Write the next part of the passage about a visit to Lhasa, starting right after its last sentence. The material that follows the passage is separate from it.
[start Passage provided]
Tibet was tense as I touched down, and understandably so. That spring was the fiftieth anniversary of the Dalai Lama’s escape to India and the birth of the Free Tibet movement. Protests had erupted on previous anniversaries of the escape, and I knew the Chinese bureaucrats in Lhasa were braced for more. I was prepared to see a tightly controlled city.

Lhasa is surrounded by space — miles and miles of empty, arid terrain. It reminded me of Ireland, where my parents had emigrated from in the fifties. Ireland’s countryside is famously lush, but when you are walking through its blue-black hills late at night, without a porch light or a spark of electricity visible, the loneliness of the place can make you shiver. I’ve always thought of superstition and ghost stories as beginning in places like these, places where the landscape seems indifferent or ready to devour you.

My father used to tell me about a family friend who told him he would meet him at “the Hand” when he was dead. The Hand was a local crossroads, and months after the man’s death, when my father was walking home from a party, he saw the family friend there. My father is not a superstitious person, but he swore that he’d met that one spirit.

Empty landscapes produce ghost stories. And faith.

In my first days in Lhasa, I had that feeling I’d gotten in Ireland. I was struck by how tangible the Buddhist faith was there. In a place where you could be arrested for possessing a picture of the Fourteenth Dalai Lama, Tibetan women prostrated themselves in a square near the Potala Palace, their faces to the ground. I walked with young men doing their circuit around the Jokhang Temple at the centre of Lhasa, their faces grimy and exhausted. I saw impossibly old women — bent over at the waist from age — climb the floors of the Potala Palace. It seemed like a large risk to their health. Yet in their faces was blissful happiness. Many were crying.

I had always thought of Buddhism as something mental, something you did with your brain. Pictures of Buddhists practising their faith showed them with their eyes closed. The Catholicism I was raised in was more connected with physical places, pilgrimages, stories of crucifixions, and bloody pogroms. Buddhism seemed to float above the real world.

I’d been raised in the Irish equivalent of Martin Scorsese’s Mean Streets — not as violent, but close enough — and I grew up marinating in the iconography of the Catholic Church: suffering, wounds, transcendence. I was named after the first Catholic martyr. Even though I didn’t believe in it anymore, Catholicism’s intimate connection with the hard details of life attracted me.
[end Passage provided]
[start Data provided]
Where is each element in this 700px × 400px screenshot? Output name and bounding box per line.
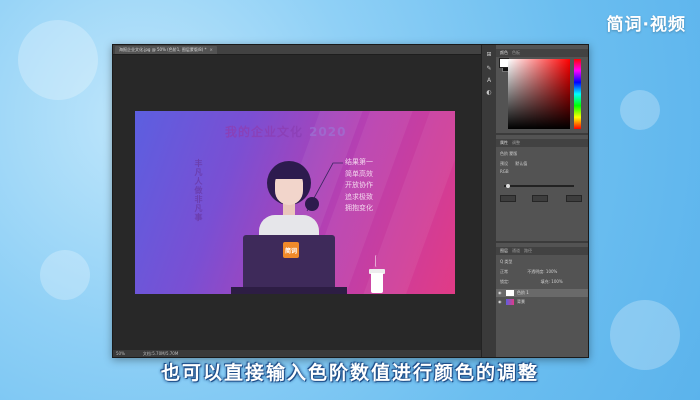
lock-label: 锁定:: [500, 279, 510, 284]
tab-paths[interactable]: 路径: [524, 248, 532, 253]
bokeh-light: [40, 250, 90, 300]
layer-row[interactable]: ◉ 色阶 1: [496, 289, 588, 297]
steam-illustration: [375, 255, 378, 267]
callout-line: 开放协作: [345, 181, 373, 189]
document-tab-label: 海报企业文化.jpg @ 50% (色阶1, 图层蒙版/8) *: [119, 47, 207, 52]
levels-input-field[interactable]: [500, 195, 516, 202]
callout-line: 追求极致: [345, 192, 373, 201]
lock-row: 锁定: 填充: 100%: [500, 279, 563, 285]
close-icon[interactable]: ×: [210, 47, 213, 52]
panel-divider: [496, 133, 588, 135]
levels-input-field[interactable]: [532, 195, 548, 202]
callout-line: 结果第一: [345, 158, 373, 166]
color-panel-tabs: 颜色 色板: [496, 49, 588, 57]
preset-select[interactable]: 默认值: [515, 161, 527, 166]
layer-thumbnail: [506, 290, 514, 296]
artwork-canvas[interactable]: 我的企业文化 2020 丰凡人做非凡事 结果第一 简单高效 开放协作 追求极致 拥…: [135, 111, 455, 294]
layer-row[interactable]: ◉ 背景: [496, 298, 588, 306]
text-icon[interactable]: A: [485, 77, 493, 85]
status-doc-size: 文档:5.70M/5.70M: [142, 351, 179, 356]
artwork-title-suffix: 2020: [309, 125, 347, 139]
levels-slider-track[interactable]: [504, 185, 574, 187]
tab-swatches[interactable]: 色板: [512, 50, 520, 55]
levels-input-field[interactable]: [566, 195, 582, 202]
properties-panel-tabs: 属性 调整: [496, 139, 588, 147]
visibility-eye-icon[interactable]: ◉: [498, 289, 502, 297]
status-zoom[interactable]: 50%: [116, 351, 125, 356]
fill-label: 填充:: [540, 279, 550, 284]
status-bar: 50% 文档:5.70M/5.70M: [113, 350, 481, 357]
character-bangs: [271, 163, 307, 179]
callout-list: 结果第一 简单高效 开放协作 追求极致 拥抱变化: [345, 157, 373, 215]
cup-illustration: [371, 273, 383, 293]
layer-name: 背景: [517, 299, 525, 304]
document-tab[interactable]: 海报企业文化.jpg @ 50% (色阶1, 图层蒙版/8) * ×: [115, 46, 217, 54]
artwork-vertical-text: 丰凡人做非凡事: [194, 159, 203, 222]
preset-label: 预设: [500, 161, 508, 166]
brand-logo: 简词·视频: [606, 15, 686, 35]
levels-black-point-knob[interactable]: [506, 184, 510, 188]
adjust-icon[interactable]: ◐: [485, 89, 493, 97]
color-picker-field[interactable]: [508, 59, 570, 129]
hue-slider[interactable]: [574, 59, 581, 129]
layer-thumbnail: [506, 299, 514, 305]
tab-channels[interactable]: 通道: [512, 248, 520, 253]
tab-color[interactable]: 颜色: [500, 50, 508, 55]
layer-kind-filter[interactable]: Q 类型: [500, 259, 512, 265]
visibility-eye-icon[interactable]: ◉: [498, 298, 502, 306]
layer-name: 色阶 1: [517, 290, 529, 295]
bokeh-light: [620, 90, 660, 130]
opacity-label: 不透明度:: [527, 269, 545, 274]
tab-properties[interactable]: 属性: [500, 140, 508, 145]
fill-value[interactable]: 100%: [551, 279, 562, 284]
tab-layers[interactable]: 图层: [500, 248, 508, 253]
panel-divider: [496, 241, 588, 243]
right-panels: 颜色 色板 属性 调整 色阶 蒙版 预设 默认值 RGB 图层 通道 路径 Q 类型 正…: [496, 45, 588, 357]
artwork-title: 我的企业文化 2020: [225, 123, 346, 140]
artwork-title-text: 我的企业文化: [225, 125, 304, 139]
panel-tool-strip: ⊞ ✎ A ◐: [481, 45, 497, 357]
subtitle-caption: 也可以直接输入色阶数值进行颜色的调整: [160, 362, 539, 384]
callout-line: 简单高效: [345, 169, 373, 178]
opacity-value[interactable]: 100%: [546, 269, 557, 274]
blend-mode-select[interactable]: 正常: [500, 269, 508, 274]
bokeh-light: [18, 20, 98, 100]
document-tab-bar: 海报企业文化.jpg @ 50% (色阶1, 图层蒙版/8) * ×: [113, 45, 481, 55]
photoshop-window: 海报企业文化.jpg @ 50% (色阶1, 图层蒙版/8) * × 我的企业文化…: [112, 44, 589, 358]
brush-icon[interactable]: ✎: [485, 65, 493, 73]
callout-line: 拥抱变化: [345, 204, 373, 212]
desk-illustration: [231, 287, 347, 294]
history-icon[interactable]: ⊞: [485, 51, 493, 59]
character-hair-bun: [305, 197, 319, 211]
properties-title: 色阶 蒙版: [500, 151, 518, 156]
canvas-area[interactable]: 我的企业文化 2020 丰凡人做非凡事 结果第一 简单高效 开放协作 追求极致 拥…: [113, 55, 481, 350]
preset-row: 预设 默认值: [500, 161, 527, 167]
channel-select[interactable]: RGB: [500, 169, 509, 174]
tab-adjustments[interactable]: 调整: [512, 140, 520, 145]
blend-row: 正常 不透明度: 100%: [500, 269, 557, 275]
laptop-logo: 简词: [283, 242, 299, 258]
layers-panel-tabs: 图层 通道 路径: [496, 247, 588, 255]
[end Data provided]
The output:
In contrast, Buddhism seemed bloodless.

Until I went to Tibet. Just as in rural Ireland, I saw a Buddhist faith that went down to the bone. These simple people bowing to an empty throne were risking imprisonment for the rest of their lives by even acknowledging His Holiness. Buddhism here wasn’t just a mental discipline; it was something that people were actively suffering in the service of. When I managed to sneak in a quick conversation with a young Tibetan man, his voice broke at the mention of the Dalai Lama. “We want to see him so much,” he told me. The fact that they were prevented from seeing His Holiness, made many of the Tibetans I spoke to in Tibet and elsewhere seem actually physically tormented — really, there is no other word.

There was a restless hunger to be in the presence of the Dalai Lama, and touch him and hear his voice. I hadn’t expected that. It made the faith more comprehensible to me. Yet that hunger is a conundrum, of course. Buddhism teaches the value of detachment from worldly things, but here were Buddhists so attached to the idea of one man that they were willing to risk jail just to hear his voice.

Before visiting Lhasa, I’d spoken to some Buddhists who felt the intense devotion to the Dalai Lama was in fact a bad thing. To them, his escape to the West, which had spread the word about Tibetan Buddhism to every corner of the earth, had freed Tibetan Buddhism from Tibet. The worship of His Holiness, the relics, the people flinging themselves to the ground in front of the Jokhang Temple — all of it was a throwback to them. It needed to go.

But, after seeing Lhasa, I disagreed. Here were Buddhists whose faith was something they could touch, something that tore their heart. And that brought me closer to the faith than I’d thought possible.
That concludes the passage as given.